## What is being asked
Each line containing the word "Montant" needs to be copied.

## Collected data
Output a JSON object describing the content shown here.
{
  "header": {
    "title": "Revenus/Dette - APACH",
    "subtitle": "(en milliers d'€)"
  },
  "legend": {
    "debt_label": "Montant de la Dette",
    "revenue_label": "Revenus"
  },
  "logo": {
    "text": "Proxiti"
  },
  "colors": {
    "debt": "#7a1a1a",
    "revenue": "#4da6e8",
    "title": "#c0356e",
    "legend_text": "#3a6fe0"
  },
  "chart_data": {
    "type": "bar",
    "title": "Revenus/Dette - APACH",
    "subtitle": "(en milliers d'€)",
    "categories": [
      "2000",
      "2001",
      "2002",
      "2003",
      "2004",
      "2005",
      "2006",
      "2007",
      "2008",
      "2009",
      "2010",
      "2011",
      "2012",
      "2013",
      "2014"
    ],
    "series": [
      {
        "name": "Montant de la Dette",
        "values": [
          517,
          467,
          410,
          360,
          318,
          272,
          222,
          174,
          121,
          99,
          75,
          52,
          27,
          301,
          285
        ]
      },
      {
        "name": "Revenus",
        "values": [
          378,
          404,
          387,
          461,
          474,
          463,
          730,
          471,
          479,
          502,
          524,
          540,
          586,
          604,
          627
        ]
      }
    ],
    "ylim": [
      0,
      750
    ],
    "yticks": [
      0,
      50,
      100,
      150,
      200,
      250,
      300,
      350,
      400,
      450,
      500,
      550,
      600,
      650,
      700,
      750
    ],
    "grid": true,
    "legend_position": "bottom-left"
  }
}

## Correct output
    "debt_label": "Montant de la Dette",
        "name": "Montant de la Dette",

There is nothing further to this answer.